> EXERCISE INSTRUCTIONS
Print the complete set of entries exactly.

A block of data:
* * * *

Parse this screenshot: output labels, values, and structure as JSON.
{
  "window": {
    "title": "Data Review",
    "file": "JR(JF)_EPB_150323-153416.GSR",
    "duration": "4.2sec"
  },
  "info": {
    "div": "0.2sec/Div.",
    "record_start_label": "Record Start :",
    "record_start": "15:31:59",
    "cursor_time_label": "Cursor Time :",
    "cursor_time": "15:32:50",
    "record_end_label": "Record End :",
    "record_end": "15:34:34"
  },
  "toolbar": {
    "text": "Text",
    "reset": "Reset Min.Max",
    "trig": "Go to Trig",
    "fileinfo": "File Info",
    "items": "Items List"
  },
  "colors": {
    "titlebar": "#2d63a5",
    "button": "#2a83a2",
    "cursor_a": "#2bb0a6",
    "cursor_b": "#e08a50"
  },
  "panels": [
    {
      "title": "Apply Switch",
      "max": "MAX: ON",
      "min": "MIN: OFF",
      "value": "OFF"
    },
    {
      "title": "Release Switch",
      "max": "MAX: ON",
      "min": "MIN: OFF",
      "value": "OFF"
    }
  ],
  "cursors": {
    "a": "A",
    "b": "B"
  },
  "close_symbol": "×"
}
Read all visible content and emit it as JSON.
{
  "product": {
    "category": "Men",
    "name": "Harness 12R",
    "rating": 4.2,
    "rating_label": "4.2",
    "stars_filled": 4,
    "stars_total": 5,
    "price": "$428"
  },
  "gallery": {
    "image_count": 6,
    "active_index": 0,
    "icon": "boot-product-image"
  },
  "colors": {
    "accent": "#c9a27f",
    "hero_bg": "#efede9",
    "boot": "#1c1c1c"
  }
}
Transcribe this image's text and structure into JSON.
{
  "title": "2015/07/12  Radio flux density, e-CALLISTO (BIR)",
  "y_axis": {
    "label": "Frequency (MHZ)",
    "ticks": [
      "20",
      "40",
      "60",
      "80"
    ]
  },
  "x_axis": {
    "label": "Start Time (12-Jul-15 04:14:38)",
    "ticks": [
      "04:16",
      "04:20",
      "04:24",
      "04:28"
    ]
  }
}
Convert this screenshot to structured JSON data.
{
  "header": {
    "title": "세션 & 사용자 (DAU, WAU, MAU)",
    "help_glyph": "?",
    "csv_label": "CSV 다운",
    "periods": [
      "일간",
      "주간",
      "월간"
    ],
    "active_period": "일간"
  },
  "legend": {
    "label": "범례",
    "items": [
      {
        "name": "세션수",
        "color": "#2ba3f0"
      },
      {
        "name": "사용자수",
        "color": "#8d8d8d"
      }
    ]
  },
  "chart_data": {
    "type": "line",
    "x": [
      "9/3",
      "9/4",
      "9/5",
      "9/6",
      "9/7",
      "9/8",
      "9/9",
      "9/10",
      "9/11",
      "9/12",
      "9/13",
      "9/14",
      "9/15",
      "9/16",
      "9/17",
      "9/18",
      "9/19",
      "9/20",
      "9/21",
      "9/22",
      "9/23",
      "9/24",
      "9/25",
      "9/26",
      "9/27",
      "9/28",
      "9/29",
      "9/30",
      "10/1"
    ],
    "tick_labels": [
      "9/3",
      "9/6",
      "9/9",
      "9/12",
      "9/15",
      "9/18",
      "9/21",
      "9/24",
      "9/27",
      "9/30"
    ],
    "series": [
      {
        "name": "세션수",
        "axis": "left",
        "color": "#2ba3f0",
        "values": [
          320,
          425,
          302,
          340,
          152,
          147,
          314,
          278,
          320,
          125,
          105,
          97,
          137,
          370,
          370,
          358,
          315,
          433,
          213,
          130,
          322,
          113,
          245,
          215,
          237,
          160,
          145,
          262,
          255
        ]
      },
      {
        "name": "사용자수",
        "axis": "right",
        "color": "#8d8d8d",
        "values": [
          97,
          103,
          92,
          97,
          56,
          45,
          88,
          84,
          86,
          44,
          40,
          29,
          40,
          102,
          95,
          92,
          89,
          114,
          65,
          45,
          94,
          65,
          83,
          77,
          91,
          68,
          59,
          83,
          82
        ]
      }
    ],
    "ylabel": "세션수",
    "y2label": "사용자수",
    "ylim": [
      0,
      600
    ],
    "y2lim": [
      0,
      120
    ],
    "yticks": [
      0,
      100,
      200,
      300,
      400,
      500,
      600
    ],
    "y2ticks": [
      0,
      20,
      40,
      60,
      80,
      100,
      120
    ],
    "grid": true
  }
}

* * * *

> PROBLEM SOLUTION
Parse this screenshot: output labels, values, and structure as JSON.
{
  "window": {
    "title": "Data Review",
    "file": "JR(JF)_EPB_150323-153416.GSR",
    "duration": "4.2sec"
  },
  "info": {
    "div": "0.2sec/Div.",
    "record_start_label": "Record Start :",
    "record_start": "15:31:59",
    "cursor_time_label": "Cursor Time :",
    "cursor_time": "15:32:50",
    "record_end_label": "Record End :",
    "record_end": "15:34:34"
  },
  "toolbar": {
    "text": "Text",
    "reset": "Reset Min.Max",
    "trig": "Go to Trig",
    "fileinfo": "File Info",
    "items": "Items List"
  },
  "colors": {
    "titlebar": "#2d63a5",
    "button": "#2a83a2",
    "cursor_a": "#2bb0a6",
    "cursor_b": "#e08a50"
  },
  "panels": [
    {
      "title": "Apply Switch",
      "max": "MAX: ON",
      "min": "MIN: OFF",
      "value": "OFF"
    },
    {
      "title": "Release Switch",
      "max": "MAX: ON",
      "min": "MIN: OFF",
      "value": "OFF"
    }
  ],
  "cursors": {
    "a": "A",
    "b": "B"
  },
  "close_symbol": "×"
}
Read all visible content and emit it as JSON.
{
  "product": {
    "category": "Men",
    "name": "Harness 12R",
    "rating": 4.2,
    "rating_label": "4.2",
    "stars_filled": 4,
    "stars_total": 5,
    "price": "$428"
  },
  "gallery": {
    "image_count": 6,
    "active_index": 0,
    "icon": "boot-product-image"
  },
  "colors": {
    "accent": "#c9a27f",
    "hero_bg": "#efede9",
    "boot": "#1c1c1c"
  }
}
Transcribe this image's text and structure into JSON.
{
  "title": "2015/07/12  Radio flux density, e-CALLISTO (BIR)",
  "y_axis": {
    "label": "Frequency (MHZ)",
    "ticks": [
      "20",
      "40",
      "60",
      "80"
    ]
  },
  "x_axis": {
    "label": "Start Time (12-Jul-15 04:14:38)",
    "ticks": [
      "04:16",
      "04:20",
      "04:24",
      "04:28"
    ]
  }
}
Convert this screenshot to structured JSON data.
{
  "header": {
    "title": "세션 & 사용자 (DAU, WAU, MAU)",
    "help_glyph": "?",
    "csv_label": "CSV 다운",
    "periods": [
      "일간",
      "주간",
      "월간"
    ],
    "active_period": "일간"
  },
  "legend": {
    "label": "범례",
    "items": [
      {
        "name": "세션수",
        "color": "#2ba3f0"
      },
      {
        "name": "사용자수",
        "color": "#8d8d8d"
      }
    ]
  },
  "chart_data": {
    "type": "line",
    "x": [
      "9/3",
      "9/4",
      "9/5",
      "9/6",
      "9/7",
      "9/8",
      "9/9",
      "9/10",
      "9/11",
      "9/12",
      "9/13",
      "9/14",
      "9/15",
      "9/16",
      "9/17",
      "9/18",
      "9/19",
      "9/20",
      "9/21",
      "9/22",
      "9/23",
      "9/24",
      "9/25",
      "9/26",
      "9/27",
      "9/28",
      "9/29",
      "9/30",
      "10/1"
    ],
    "tick_labels": [
      "9/3",
      "9/6",
      "9/9",
      "9/12",
      "9/15",
      "9/18",
      "9/21",
      "9/24",
      "9/27",
      "9/30"
    ],
    "series": [
      {
        "name": "세션수",
        "axis": "left",
        "color": "#2ba3f0",
        "values": [
          320,
          425,
          302,
          340,
          152,
          147,
          314,
          278,
          320,
          125,
          105,
          97,
          137,
          370,
          370,
          358,
          315,
          433,
          213,
          130,
          322,
          113,
          245,
          215,
          237,
          160,
          145,
          262,
          255
        ]
      },
      {
        "name": "사용자수",
        "axis": "right",
        "color": "#8d8d8d",
        "values": [
          97,
          103,
          92,
          97,
          56,
          45,
          88,
          84,
          86,
          44,
          40,
          29,
          40,
          102,
          95,
          92,
          89,
          114,
          65,
          45,
          94,
          65,
          83,
          77,
          91,
          68,
          59,
          83,
          82
        ]
      }
    ],
    "ylabel": "세션수",
    "y2label": "사용자수",
    "ylim": [
      0,
      600
    ],
    "y2lim": [
      0,
      120
    ],
    "yticks": [
      0,
      100,
      200,
      300,
      400,
      500,
      600
    ],
    "y2ticks": [
      0,
      20,
      40,
      60,
      80,
      100,
      120
    ],
    "grid": true
  }
}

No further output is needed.